**Task to carry out**
Which lines contain the word "title"? Return each of them as written.
** BEGIN Supplied data **
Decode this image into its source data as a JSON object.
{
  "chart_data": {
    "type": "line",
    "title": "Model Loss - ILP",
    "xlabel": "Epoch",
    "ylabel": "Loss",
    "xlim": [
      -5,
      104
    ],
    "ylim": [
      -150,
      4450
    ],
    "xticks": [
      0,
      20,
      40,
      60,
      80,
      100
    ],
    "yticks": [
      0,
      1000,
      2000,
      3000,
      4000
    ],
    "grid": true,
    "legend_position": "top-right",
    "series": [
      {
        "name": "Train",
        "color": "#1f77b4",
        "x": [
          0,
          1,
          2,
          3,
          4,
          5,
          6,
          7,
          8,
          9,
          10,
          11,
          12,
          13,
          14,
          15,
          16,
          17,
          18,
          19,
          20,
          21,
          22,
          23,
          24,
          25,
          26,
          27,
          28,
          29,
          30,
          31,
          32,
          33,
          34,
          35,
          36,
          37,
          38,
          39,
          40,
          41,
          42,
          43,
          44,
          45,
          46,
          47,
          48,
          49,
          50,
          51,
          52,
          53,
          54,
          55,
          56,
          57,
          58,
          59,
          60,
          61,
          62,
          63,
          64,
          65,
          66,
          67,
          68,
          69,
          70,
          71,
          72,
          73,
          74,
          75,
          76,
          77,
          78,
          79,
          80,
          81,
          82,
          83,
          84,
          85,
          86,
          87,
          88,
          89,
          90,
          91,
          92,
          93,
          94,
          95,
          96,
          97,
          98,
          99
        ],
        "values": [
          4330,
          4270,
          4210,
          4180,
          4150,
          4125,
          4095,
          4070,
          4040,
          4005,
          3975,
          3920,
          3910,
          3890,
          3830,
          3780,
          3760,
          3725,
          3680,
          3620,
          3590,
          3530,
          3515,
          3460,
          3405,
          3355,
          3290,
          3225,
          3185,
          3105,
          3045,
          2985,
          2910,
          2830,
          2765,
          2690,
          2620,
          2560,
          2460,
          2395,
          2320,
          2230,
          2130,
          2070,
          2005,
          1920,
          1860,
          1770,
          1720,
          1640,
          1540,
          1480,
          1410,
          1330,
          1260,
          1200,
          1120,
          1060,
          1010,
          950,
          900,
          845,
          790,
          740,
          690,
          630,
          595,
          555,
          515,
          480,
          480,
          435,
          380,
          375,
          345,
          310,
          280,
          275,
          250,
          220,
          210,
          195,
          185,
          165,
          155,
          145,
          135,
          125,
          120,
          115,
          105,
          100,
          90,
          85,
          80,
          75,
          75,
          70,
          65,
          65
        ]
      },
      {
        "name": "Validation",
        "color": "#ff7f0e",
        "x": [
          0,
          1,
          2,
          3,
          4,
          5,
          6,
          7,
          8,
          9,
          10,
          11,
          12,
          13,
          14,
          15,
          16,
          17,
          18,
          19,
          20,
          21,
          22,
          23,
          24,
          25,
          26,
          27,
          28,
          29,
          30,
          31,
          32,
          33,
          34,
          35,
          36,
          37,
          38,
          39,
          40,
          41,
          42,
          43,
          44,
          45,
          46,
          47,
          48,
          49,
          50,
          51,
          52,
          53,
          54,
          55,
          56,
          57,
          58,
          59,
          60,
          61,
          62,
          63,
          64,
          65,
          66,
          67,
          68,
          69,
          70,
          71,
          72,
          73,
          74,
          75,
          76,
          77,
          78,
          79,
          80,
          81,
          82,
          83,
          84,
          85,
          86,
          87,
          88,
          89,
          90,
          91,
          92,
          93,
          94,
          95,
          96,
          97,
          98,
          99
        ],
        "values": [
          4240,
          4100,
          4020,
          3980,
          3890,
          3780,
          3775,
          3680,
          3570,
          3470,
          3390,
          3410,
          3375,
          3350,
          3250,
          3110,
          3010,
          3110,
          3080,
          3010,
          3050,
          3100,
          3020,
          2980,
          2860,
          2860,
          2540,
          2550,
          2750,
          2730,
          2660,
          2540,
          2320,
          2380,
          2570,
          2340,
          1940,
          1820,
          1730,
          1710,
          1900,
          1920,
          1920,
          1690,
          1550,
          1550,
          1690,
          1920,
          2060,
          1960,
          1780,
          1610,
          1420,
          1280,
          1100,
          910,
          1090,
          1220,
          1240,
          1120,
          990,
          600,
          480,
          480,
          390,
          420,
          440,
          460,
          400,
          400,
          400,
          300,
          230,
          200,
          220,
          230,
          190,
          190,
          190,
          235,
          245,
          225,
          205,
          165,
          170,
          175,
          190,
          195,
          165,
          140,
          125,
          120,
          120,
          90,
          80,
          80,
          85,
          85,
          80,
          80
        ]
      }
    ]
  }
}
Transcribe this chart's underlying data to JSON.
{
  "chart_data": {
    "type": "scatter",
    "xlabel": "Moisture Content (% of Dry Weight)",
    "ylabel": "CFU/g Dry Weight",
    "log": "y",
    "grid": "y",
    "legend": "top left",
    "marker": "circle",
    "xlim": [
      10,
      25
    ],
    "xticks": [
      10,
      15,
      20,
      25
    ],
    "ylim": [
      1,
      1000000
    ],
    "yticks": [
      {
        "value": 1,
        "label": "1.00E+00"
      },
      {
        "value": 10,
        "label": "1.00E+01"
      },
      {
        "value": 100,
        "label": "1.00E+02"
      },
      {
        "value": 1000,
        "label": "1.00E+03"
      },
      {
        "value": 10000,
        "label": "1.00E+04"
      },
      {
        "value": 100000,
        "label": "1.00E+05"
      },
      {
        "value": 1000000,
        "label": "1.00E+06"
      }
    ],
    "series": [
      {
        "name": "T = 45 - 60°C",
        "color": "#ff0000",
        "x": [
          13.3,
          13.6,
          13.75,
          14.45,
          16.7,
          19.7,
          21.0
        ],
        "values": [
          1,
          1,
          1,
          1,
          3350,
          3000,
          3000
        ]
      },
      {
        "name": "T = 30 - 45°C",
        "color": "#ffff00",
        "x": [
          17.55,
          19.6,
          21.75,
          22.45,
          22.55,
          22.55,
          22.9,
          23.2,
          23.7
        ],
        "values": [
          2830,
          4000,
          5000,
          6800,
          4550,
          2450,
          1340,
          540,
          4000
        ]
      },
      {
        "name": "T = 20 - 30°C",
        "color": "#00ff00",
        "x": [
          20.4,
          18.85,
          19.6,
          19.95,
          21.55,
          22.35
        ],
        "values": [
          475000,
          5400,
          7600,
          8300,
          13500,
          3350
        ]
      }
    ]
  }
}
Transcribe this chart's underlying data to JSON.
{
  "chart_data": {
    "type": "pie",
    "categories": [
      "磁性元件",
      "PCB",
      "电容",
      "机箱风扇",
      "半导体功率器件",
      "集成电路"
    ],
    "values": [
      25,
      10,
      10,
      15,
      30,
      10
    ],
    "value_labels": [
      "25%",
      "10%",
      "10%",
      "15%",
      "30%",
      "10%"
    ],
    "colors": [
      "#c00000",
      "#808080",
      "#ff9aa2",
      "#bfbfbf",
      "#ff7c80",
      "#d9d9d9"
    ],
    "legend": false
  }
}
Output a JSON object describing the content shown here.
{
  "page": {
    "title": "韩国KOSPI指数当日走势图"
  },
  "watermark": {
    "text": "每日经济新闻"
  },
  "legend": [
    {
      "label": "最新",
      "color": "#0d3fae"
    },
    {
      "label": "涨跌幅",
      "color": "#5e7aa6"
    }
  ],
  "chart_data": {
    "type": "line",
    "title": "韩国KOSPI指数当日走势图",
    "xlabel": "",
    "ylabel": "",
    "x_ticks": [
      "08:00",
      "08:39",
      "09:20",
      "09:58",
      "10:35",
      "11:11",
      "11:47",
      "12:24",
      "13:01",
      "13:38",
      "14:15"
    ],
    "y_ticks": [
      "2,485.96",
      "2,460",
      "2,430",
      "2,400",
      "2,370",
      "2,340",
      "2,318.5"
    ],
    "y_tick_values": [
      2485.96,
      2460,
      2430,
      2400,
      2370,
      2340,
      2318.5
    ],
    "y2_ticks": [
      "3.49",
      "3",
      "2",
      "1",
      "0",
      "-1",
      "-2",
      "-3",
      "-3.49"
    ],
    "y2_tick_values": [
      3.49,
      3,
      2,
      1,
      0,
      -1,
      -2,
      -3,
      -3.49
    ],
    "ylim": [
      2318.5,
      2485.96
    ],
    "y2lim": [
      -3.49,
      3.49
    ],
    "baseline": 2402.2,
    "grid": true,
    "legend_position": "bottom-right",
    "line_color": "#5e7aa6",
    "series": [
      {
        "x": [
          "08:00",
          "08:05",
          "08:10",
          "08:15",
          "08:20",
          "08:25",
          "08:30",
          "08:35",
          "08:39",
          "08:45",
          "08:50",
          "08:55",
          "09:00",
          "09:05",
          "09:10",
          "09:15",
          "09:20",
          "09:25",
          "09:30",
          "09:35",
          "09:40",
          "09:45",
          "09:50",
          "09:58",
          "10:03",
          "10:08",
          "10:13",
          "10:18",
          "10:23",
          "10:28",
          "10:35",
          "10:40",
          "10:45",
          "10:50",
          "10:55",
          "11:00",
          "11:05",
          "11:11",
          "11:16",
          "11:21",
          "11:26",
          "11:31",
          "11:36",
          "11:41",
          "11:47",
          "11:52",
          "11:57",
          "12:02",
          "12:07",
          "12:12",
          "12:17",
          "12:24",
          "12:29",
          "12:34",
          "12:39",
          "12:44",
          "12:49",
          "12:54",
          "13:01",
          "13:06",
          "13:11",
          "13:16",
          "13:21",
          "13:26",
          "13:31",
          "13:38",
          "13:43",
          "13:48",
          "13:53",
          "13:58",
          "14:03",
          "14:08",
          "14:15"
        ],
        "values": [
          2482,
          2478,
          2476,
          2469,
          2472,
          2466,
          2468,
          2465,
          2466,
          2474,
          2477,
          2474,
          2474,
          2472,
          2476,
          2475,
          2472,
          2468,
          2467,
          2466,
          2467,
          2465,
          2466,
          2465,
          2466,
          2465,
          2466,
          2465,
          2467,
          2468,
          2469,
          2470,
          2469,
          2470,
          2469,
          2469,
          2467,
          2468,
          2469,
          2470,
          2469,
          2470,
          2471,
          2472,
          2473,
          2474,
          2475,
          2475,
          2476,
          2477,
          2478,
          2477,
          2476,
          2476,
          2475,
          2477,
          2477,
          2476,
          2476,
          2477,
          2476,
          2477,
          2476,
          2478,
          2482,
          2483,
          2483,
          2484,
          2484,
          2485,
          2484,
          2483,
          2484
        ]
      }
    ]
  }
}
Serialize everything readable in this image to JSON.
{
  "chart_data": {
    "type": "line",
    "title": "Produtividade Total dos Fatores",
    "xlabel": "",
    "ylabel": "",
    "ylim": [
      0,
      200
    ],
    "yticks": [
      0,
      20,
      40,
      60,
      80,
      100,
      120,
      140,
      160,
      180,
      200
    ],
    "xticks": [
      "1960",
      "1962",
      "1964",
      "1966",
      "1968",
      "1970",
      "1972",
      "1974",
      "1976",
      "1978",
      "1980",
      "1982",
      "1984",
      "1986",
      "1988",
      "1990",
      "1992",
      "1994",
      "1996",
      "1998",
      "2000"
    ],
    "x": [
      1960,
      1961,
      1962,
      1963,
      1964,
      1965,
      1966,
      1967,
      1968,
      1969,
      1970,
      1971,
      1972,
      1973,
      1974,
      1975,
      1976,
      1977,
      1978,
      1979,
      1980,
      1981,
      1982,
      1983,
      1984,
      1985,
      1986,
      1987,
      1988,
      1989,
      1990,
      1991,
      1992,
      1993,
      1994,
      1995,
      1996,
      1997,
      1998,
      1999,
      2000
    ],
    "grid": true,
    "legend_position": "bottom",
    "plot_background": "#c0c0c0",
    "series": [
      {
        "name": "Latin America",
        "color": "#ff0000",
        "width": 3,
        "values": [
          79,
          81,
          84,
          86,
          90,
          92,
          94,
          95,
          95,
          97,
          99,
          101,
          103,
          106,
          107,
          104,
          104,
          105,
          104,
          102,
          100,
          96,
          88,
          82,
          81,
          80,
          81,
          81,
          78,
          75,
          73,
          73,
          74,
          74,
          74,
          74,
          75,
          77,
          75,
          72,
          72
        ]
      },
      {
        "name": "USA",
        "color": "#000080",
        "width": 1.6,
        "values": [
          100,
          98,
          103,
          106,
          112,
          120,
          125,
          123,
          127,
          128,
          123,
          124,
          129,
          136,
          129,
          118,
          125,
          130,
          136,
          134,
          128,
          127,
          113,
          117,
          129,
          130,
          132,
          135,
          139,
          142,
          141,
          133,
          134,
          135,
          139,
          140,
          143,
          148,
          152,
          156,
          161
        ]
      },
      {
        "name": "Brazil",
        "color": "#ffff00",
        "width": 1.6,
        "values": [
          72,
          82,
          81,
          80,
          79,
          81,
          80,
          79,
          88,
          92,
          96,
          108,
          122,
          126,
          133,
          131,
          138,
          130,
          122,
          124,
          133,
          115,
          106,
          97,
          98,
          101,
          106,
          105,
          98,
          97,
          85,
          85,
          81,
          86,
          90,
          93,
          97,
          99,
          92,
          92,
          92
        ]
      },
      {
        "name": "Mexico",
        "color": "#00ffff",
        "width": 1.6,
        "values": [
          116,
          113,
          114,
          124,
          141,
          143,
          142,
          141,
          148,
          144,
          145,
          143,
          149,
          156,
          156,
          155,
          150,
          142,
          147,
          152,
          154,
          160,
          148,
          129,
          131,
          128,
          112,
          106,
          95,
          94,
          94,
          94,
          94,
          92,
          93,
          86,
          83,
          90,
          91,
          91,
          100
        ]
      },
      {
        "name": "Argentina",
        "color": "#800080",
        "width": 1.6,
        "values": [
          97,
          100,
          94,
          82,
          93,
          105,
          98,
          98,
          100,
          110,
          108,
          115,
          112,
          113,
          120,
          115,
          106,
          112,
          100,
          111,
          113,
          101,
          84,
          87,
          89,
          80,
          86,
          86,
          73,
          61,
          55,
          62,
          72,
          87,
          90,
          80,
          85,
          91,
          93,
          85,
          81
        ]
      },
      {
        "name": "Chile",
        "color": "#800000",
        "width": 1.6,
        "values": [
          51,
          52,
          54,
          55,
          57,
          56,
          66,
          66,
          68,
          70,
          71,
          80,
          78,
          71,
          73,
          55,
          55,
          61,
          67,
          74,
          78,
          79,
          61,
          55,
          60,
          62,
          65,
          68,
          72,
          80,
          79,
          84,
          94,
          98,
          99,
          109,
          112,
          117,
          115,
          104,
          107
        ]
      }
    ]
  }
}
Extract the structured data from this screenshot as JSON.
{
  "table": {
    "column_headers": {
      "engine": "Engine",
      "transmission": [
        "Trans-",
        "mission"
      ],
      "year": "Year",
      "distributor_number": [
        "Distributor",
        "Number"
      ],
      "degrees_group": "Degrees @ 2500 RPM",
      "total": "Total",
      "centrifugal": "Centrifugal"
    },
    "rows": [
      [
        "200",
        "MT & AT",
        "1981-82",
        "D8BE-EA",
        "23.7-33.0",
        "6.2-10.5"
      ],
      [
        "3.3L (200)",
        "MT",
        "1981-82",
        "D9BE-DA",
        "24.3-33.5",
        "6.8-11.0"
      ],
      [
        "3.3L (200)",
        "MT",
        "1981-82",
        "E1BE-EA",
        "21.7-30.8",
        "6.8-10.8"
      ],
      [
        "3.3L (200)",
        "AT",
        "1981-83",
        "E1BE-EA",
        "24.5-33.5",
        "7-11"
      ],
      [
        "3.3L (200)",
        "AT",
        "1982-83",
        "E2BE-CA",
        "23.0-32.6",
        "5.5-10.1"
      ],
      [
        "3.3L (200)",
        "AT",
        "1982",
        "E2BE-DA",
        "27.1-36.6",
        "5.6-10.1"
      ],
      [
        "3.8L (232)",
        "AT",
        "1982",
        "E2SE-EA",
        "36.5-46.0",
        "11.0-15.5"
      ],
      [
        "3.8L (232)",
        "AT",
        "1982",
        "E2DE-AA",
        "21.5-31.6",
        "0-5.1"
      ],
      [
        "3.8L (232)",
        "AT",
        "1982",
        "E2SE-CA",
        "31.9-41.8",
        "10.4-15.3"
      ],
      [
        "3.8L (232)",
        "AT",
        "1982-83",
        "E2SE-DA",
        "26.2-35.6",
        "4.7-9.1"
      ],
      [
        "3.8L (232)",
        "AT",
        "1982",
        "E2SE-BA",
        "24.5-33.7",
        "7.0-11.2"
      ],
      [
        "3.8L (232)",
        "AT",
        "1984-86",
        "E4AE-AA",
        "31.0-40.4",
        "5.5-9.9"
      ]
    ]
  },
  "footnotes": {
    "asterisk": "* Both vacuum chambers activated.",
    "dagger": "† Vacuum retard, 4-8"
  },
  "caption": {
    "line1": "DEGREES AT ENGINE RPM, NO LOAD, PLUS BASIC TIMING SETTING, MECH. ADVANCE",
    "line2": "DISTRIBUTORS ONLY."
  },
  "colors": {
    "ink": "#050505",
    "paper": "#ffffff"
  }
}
** END Supplied data **
**Output of the exercise**
    "title": "Model Loss - ILP",
    "title": "韩国KOSPI指数当日走势图"
    "title": "韩国KOSPI指数当日走势图",
    "title": "Produtividade Total dos Fatores",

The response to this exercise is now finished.